El béisbol es un deporte de todo el año; a pesar de que nuestros juegos reales sólo se llevan a cabo desde principios de febrero hasta mayo. De agosto a diciembre es cuando trabajamos para prepararnos para los juegos. Esto significa empezar desde las seis de la mañana, y terminar alrededor de las cinco de la tarde casi todos los días de la semana. Ese horario suena, y es, muy largo para cualquier persona. Agrégale a eso controlar los niveles de azúcar en la sangre, asegurarte de llevar adecuadamente una dieta bien balanceada, llevar contigo de una serie de sets de infusión, y tratar de mantener el ritmo junto a las personas que no se enfrentan ni en lo más mínimo a lo que yo tengo que enfrentar, así que puede ser un poco frustrante. Al igual que con todos los pacientes con diabetes por ahí, mantener la estabilidad con los niveles de glucosa es esencial para vivir tan cerca de lo normal como sea posible. Esta puede ser una tarea muy difícil de mantener con un horario tan agitado, que es la razón por la que llevar un control del tiempo y conocer tu cuerpo es una parte tan crucial en el proceso.

CodeyConwayPhoto22-600x600-1Lo primero que hago cada temporada es contarle a todos mis compañeros de equipo que tengo diabetes tipo 1. Eso ayuda para hacerles saber que si algo anda mal deben buscar ayuda inmediatamente. Tener compañeros de equipo en quienes confiar es muy parecido a tener padres en quienes confiar en casa, es una sensación reconfortante saber que no estoy solo en este proceso.

Frecuentemente escucho por todo el campus: “¿Por qué ese tipo todavía usa un beeper?”, o “Es lindo que aún beba cajas de jugo en la universidad”, aprendí rápidamente que una parte de vivir con diabetes es que debes dejar de tomar de forma personal muchos de  los comentarios, debido a que algunas personas no entienden las luchas que la mayoría de las personas con diabetes tipo 1 tienen que pasar sólo para despertar la mañana siguiente. Es muy fácil desviarse en la universidad, pero la diabetes siempre ha estado ahí para mantenerme en la cima de mis calificaciones, así como en mi rendimiento en el béisbol.

No voy a mentir; a veces la diabetes me gana. Se me ha sacado de juegos debido a mi salud, pero me he recuperado en la siguiente salida y ¡me ha ido muy bien! Creo que la clave con la diabetes es no dejar que una mala salida afecte cualquier cosa que haga. Es fácil decir que no puedes hacer algo debido a tu salud, pero en el gran panorama de la diabetes sólo es un obstáculo con el que muchos han tenido que tratar y superar para tener una vida exitosa y feliz.

Datos almacenados:
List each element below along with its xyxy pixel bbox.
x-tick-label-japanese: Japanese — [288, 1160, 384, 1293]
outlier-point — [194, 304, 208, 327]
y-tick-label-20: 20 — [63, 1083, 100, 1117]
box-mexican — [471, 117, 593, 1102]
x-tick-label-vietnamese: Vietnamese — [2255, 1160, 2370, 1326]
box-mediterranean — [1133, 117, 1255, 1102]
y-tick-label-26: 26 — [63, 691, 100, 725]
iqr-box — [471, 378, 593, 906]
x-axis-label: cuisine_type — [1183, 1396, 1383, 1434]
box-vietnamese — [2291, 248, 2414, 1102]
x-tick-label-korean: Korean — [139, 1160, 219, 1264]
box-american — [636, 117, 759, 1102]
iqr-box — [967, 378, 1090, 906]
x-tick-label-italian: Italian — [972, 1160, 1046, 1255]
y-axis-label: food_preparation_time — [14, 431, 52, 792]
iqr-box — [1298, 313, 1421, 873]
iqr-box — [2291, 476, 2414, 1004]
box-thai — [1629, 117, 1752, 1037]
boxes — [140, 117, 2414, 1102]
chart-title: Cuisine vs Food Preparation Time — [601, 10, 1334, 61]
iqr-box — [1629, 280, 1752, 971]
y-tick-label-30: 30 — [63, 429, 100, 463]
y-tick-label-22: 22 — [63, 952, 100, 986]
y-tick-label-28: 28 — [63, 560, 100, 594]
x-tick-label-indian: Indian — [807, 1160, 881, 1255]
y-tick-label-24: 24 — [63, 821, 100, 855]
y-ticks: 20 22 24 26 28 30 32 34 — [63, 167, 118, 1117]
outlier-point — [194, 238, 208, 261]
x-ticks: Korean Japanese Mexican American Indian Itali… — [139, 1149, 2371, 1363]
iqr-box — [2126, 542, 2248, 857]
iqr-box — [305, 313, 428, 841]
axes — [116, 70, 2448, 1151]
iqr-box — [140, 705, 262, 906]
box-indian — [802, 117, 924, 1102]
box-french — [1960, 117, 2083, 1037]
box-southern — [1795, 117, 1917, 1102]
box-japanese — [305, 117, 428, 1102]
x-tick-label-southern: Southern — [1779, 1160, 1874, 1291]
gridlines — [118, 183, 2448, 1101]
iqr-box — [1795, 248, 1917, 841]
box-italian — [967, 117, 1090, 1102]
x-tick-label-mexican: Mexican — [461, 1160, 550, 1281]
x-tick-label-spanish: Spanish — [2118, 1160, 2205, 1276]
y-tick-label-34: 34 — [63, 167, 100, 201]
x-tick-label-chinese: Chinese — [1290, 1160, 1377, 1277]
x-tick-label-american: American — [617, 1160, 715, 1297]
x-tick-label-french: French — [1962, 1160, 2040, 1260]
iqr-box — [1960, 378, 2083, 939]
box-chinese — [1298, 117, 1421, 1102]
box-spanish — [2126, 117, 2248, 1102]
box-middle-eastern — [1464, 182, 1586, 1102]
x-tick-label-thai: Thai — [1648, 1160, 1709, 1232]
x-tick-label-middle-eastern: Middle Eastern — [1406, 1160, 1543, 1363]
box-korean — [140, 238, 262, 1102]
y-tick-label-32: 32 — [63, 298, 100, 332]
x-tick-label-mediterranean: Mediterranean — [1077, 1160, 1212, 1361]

**TAREA A REALIZAR:**
Actualice el pasaje del texto sobre la diabetes y el béisbol que comienza con las palabras que contienen "Frecuentemente escucho por" y termina con "en el béisbol.", reemplazando "beeper" por "localizador". Las filas proceden de una fuente distinta.

**RESPUESTA A LA TAREA:**
Frecuentemente escucho por todo el campus: “¿Por qué ese tipo todavía usa un localizador?”, o “Es lindo que aún beba cajas de jugo en la universidad”, aprendí rápidamente que una parte de vivir con diabetes es que debes dejar de tomar de forma personal muchos de  los comentarios, debido a que algunas personas no entienden las luchas que la mayoría de las personas con diabetes tipo 1 tienen que pasar sólo para despertar la mañana siguiente. Es muy fácil desviarse en la universidad, pero la diabetes siempre ha estado ahí para mantenerme en la cima de mis calificaciones, así como en mi rendimiento en el béisbol.